### DIRECTIVE 1:
Translate this sentence from the works page guidelines into Spanish: "Tropes have no meaning without works to provide them context."

--- Start of READING TEXT ---

All The Tropes:Works Page Guidelines

    Everything About Fiction You Never Wanted to Know.

    Tropes have no meaning without works to provide them context. To that end, we have Works pages. These pages document information about individual works and the tropes they use. Any work can have a page if someone is willing to make it.

    Work pages are created with the Works template. This template automatically lays out the proper structure for a work page and assigns it to both the Works category and its own category. The easiest way to start a page with the Works template is to use the Page Creator (which can be found in the "Troping Utilities" section of the menu which appears along the left edge of every page). Simply go to that page, enter the name of the work in the bottommost field (where it says "Enter new work name") and press the "Create Works Page" button.

    There are also several other templates – such as {{tropelist}}, {{franchisetropes}}, {{tropenamer}}, {{tropemaker}} and {{tropecodifier}}, among others – which can be used to mark and set off specialized subsections that a work page may contain. We also have a stock spoiler warning template, {{Unmarked Spoilers}}, for pages which need it.

    Below are a few guidelines for creating a new works page on All The Tropes. Unlike tropes, there is no vetting or refinement process involved – if you want to create a page for a work, go right ahead! Works Pages Are a Free Launch.

    New Work Checklist

    • Make sure the work does not already have a page under a different name. Books can get renamed when reissued; television programs can change their titles over the years (check out The Hogan Family for a good example); Market-Based Titles and Syndication Titles can be very different from the original. It's not inconceivable that the title you know a work under may not be the original name it had - especially if the work was originally released in a language other than English.
      • Speaking of languages other than English: We are an English-language wiki; please use the English-language name for a non-English work when an official title exists. (For example, use "A Certain Magical Index", not the original "とある魔術の禁書目録", the romanized "Toaru Majutsu no Indekkusu", or the hybrid "To Aru Majutsu no Index". It took us from 2018 to 2020 (not working only on the cleanup) to clean up after somebody decided to change that one without asking first.) If the people who read All The Tropes are a typical cross-section of the English-speaking world, then the wiki's audience who only speak English is much larger than the audience who are willing to learn the original names of non-English works.
      • Alternate titles should be set up as redirects to the main page for the work. (Certainly, go ahead and redirect "Toaru Majutsu no Indekkusu" to "A Certain Magical Index".) See Creating New Redirects for more information.
      • When naming a work page, if the considerations above do not have you doing otherwise, the name Wikipedia uses for the work is almost always good (although see "Namespaces and Media-type Suffixes", below). For one thing, it makes the "Wikipedia" button that appears at the top of the page work perfectly. If you're not using the Wikipedia page name for some reason, add it to the page template markup using the "wppage" parameter (which would look like {{work|wppage=Wikipedia name here}}). That way you get to use your name, and still have the Wikipedia button work.

--- End of READING TEXT ---

### DIRECTIVE 2:
Copy out the records verbatim, from their first line up to and including the line with "- format-option[interactable]: M Convert To MSG".

--- Start of EXERCISE DATA ---

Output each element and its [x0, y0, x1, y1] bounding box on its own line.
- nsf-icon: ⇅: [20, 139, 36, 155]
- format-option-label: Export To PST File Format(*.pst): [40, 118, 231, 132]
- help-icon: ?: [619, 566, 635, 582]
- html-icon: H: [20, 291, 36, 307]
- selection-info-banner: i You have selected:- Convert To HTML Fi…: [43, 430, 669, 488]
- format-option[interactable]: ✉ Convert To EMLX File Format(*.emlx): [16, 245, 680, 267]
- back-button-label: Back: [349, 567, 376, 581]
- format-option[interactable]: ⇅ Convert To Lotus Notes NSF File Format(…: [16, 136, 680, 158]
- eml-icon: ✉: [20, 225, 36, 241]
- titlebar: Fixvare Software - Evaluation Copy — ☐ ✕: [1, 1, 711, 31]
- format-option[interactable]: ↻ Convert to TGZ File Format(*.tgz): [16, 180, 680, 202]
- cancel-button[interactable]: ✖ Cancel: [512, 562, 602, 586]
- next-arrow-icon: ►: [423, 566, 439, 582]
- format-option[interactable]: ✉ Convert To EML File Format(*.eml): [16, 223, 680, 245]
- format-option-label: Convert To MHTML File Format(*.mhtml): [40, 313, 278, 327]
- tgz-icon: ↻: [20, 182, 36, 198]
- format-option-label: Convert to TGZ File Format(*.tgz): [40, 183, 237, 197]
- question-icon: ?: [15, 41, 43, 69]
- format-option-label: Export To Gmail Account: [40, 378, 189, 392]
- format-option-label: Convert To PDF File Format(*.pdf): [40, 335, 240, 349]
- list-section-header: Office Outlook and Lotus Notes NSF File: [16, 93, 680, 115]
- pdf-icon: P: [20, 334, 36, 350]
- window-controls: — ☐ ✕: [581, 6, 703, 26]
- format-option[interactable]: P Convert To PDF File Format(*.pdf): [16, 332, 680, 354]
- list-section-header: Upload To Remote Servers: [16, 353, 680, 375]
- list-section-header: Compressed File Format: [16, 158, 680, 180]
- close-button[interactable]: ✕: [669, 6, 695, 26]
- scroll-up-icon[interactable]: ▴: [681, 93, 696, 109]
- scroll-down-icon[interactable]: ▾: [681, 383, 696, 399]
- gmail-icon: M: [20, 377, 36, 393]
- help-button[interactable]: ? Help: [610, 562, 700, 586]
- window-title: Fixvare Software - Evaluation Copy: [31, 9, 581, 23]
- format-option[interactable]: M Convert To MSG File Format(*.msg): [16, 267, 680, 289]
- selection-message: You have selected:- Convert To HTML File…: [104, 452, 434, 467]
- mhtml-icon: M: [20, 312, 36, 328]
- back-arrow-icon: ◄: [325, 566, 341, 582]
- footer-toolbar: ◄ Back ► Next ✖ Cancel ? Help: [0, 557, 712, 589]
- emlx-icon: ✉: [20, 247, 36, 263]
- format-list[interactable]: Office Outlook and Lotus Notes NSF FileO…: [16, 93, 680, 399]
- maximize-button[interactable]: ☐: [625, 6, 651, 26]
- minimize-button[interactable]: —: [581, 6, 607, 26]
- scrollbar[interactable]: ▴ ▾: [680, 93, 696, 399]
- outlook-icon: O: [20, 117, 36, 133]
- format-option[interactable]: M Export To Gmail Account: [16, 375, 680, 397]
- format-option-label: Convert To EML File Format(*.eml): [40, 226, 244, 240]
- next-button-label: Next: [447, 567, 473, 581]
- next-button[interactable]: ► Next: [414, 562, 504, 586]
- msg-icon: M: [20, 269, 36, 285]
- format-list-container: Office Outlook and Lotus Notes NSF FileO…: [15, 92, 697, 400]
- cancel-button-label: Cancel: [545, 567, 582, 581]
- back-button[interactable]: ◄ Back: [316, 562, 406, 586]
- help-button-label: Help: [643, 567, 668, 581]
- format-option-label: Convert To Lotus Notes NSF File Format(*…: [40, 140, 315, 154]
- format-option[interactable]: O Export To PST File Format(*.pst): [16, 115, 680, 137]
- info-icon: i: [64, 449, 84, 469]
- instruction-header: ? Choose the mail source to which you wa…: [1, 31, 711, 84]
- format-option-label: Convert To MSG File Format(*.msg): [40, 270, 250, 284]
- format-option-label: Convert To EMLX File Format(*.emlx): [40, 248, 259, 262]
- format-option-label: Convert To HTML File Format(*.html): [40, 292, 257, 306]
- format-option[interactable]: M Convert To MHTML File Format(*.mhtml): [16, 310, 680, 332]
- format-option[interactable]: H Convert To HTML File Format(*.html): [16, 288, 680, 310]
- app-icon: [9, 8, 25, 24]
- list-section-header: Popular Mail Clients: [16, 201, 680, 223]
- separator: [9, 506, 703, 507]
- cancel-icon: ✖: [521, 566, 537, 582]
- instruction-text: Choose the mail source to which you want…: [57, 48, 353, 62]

--- End of EXERCISE DATA ---

### WORKED SOLUTION 1:
Los tropos no tienen sentido sin obras que les den contexto.

### WORKED SOLUTION 2:
Output each element and its [x0, y0, x1, y1] bounding box on its own line.
- nsf-icon: ⇅: [20, 139, 36, 155]
- format-option-label: Export To PST File Format(*.pst): [40, 118, 231, 132]
- help-icon: ?: [619, 566, 635, 582]
- html-icon: H: [20, 291, 36, 307]
- selection-info-banner: i You have selected:- Convert To HTML Fi…: [43, 430, 669, 488]
- format-option[interactable]: ✉ Convert To EMLX File Format(*.emlx): [16, 245, 680, 267]
- back-button-label: Back: [349, 567, 376, 581]
- format-option[interactable]: ⇅ Convert To Lotus Notes NSF File Format(…: [16, 136, 680, 158]
- eml-icon: ✉: [20, 225, 36, 241]
- titlebar: Fixvare Software - Evaluation Copy — ☐ ✕: [1, 1, 711, 31]
- format-option[interactable]: ↻ Convert to TGZ File Format(*.tgz): [16, 180, 680, 202]
- cancel-button[interactable]: ✖ Cancel: [512, 562, 602, 586]
- next-arrow-icon: ►: [423, 566, 439, 582]
- format-option[interactable]: ✉ Convert To EML File Format(*.eml): [16, 223, 680, 245]
- format-option-label: Convert To MHTML File Format(*.mhtml): [40, 313, 278, 327]
- tgz-icon: ↻: [20, 182, 36, 198]
- format-option-label: Convert to TGZ File Format(*.tgz): [40, 183, 237, 197]
- question-icon: ?: [15, 41, 43, 69]
- format-option-label: Export To Gmail Account: [40, 378, 189, 392]
- format-option-label: Convert To PDF File Format(*.pdf): [40, 335, 240, 349]
- list-section-header: Office Outlook and Lotus Notes NSF File: [16, 93, 680, 115]
- pdf-icon: P: [20, 334, 36, 350]
- window-controls: — ☐ ✕: [581, 6, 703, 26]
- format-option[interactable]: P Convert To PDF File Format(*.pdf): [16, 332, 680, 354]
- list-section-header: Upload To Remote Servers: [16, 353, 680, 375]
- list-section-header: Compressed File Format: [16, 158, 680, 180]
- close-button[interactable]: ✕: [669, 6, 695, 26]
- scroll-up-icon[interactable]: ▴: [681, 93, 696, 109]
- scroll-down-icon[interactable]: ▾: [681, 383, 696, 399]
- gmail-icon: M: [20, 377, 36, 393]
- help-button[interactable]: ? Help: [610, 562, 700, 586]
- window-title: Fixvare Software - Evaluation Copy: [31, 9, 581, 23]
- format-option[interactable]: M Convert To MSG File Format(*.msg): [16, 267, 680, 289]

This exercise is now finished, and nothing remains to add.